Copy out each line of the data that holds the word "被套尺寸".

▸ SOURCE MATERIAL

* Begin *

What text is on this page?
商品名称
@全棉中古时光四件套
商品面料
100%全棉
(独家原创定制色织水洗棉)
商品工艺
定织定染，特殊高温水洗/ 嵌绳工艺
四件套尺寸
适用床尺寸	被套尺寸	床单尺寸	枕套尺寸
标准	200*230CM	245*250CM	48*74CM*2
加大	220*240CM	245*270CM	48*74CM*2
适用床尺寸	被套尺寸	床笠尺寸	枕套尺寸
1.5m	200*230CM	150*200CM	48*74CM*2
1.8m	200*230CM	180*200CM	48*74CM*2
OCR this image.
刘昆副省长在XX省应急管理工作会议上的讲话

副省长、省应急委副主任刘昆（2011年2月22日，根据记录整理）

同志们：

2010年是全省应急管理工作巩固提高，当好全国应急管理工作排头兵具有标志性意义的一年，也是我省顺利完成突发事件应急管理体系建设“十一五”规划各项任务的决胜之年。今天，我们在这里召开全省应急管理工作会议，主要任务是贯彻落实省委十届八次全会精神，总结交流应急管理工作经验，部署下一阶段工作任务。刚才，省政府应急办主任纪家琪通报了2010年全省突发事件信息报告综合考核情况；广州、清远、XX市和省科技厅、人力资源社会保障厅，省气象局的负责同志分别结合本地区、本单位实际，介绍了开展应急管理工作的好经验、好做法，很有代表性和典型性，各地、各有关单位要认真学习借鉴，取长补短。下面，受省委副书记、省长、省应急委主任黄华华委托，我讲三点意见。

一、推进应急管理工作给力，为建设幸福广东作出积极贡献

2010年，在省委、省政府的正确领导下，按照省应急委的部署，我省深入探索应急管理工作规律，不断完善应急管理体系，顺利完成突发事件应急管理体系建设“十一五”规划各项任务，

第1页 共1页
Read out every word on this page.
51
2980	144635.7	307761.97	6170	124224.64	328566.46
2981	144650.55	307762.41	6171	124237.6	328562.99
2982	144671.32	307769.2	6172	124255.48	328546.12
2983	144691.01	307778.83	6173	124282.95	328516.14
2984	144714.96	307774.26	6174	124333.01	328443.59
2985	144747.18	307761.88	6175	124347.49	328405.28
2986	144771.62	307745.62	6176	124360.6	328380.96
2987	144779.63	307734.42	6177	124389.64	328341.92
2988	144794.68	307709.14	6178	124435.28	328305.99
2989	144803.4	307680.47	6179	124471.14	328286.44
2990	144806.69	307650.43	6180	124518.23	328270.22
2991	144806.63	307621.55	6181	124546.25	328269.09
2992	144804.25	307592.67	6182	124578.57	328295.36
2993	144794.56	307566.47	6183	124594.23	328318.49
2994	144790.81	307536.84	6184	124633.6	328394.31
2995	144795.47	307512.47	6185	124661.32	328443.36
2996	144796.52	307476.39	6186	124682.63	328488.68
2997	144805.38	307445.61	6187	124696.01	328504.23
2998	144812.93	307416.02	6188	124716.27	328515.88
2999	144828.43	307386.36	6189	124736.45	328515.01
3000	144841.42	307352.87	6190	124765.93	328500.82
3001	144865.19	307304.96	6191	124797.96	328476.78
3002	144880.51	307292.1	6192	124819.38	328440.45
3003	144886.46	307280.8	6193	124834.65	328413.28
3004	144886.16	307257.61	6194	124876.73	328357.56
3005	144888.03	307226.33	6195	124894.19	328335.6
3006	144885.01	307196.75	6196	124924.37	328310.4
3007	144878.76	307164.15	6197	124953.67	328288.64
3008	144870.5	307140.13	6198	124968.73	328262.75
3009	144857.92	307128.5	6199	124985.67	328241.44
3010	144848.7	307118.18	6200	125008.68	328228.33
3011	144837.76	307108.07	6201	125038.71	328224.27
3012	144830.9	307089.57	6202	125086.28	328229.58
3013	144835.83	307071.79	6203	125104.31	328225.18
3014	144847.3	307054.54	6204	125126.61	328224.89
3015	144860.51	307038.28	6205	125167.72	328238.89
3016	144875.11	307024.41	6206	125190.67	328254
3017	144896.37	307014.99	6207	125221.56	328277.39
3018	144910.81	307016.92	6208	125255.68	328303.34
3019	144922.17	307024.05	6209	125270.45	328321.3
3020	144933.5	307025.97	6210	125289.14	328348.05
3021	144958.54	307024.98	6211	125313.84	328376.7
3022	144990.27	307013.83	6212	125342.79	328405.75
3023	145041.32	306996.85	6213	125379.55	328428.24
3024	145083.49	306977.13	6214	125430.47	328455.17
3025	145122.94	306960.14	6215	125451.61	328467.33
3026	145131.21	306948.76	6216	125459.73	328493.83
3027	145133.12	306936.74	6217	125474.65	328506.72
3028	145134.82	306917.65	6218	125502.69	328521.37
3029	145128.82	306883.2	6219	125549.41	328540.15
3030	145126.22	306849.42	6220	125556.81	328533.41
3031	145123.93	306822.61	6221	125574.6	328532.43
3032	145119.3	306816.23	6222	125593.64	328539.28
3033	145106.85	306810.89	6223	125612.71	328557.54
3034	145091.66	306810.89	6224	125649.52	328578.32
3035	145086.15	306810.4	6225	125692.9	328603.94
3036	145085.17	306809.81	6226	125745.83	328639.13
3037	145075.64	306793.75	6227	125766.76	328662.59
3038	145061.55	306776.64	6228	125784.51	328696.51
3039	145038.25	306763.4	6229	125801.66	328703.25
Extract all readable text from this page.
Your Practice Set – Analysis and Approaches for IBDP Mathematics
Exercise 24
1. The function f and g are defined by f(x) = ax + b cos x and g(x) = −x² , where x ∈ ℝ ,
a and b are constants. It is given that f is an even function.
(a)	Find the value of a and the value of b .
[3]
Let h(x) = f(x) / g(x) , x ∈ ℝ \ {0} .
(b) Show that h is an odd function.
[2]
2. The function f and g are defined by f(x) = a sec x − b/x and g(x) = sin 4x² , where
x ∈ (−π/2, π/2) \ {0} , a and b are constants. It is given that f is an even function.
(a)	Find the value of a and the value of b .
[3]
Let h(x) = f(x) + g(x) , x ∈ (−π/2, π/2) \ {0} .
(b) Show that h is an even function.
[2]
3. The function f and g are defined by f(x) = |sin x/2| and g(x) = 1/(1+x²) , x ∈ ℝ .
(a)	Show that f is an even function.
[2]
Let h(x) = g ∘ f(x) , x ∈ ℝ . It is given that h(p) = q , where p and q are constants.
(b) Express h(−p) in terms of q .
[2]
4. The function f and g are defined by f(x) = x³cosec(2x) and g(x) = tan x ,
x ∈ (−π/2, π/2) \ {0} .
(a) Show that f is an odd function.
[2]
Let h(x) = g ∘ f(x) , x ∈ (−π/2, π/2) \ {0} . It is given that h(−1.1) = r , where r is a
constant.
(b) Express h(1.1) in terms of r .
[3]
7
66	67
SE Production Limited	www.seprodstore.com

* End *

▸ THE RESULT
适用床尺寸	被套尺寸	床单尺寸	枕套尺寸
适用床尺寸	被套尺寸	床笠尺寸	枕套尺寸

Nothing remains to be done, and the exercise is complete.